_Work to be completed_
Anywhere the string "Stories" shows up in the listing below, copy the line it is in.

### Records supplied

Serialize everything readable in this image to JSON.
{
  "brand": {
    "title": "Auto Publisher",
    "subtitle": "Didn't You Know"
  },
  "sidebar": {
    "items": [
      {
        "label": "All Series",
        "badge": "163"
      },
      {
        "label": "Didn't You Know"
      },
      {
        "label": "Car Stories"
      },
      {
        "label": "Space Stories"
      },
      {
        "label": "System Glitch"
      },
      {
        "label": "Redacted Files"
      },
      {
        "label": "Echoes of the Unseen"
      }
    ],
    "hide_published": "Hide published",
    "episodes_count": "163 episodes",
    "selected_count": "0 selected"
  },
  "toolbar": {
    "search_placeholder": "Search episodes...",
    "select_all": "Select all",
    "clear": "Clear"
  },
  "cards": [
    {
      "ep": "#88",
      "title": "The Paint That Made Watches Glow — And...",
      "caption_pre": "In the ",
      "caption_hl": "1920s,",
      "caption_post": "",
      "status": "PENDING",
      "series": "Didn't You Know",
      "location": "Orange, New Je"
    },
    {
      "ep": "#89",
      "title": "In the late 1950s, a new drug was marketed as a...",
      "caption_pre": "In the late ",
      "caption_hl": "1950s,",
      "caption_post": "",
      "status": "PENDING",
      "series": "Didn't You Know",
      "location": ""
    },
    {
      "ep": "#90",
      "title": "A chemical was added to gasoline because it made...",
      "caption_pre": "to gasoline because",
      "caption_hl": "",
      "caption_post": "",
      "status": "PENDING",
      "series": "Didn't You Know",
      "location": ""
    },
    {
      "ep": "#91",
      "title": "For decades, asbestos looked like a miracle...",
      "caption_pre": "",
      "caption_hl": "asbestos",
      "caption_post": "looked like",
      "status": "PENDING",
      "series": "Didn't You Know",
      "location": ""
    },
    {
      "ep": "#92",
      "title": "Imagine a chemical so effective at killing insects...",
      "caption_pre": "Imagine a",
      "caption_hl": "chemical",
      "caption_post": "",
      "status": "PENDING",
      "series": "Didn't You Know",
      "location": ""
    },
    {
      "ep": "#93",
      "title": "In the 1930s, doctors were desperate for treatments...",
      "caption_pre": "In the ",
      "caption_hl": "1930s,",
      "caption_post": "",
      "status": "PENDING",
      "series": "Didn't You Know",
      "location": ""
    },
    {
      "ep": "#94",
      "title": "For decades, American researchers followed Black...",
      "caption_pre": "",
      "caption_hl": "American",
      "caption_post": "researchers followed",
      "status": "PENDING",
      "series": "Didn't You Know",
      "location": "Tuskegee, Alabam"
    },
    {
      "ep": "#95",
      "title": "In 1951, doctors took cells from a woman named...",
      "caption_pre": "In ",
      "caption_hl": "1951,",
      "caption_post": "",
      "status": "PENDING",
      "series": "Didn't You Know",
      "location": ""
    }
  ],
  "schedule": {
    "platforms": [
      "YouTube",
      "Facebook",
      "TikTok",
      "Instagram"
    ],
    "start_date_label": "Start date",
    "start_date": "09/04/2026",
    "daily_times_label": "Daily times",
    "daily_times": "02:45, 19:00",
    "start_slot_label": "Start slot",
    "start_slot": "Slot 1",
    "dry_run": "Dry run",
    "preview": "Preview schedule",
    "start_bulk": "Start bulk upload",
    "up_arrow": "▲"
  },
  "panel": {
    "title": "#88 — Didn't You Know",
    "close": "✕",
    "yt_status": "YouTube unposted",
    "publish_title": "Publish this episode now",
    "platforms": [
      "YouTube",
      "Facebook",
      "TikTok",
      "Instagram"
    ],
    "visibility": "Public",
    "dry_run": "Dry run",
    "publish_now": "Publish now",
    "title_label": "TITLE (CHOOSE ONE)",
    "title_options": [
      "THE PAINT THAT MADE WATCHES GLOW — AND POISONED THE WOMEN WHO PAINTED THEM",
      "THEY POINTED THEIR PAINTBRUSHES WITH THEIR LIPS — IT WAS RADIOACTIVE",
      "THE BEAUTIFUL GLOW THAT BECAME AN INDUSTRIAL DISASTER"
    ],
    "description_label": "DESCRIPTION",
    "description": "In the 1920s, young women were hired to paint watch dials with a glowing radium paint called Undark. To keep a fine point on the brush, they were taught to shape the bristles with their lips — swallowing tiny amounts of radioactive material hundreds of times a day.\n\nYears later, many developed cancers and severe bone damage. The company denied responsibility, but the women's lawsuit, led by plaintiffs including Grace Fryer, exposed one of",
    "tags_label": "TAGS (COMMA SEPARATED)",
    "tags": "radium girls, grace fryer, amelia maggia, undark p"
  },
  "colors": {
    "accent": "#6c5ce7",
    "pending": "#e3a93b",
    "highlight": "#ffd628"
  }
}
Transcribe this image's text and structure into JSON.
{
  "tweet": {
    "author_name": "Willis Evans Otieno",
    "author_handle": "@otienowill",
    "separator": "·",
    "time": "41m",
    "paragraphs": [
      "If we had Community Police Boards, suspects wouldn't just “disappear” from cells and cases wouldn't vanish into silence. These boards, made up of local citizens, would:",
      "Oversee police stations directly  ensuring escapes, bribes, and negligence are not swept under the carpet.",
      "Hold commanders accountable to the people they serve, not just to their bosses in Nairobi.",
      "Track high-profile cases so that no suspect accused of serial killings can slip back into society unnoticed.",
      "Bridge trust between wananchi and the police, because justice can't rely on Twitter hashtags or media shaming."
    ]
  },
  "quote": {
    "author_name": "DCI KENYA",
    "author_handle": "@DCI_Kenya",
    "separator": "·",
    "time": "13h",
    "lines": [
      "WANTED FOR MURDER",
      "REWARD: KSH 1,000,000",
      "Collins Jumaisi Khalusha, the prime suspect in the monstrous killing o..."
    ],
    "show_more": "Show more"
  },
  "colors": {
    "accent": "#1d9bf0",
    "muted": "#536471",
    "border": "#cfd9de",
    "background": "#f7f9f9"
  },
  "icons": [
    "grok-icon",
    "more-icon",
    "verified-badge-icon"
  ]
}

######

_Solution for this problem_
        "label": "Car Stories"
        "label": "Space Stories"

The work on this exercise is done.